§ **Given problem**:
Compile every line that includes the word "color".

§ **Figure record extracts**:

+--

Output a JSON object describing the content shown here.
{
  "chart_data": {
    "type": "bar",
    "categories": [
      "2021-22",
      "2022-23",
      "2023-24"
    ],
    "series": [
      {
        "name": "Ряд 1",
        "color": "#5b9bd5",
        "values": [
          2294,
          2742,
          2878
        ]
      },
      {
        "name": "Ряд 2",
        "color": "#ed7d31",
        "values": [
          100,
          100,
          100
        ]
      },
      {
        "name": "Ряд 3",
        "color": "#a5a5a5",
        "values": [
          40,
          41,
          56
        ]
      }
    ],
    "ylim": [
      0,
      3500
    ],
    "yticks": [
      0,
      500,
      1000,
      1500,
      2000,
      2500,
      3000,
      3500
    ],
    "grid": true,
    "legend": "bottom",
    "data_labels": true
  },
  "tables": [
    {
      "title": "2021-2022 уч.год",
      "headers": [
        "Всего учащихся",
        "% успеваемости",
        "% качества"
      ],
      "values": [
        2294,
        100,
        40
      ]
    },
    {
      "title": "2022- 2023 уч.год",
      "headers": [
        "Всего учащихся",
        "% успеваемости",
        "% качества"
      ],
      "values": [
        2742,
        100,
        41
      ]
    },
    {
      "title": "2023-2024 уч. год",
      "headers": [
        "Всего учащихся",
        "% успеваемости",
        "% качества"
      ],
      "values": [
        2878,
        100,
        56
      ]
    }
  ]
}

+--

§ **Final result**:
        "color": "#5b9bd5",
        "color": "#ed7d31",
        "color": "#a5a5a5",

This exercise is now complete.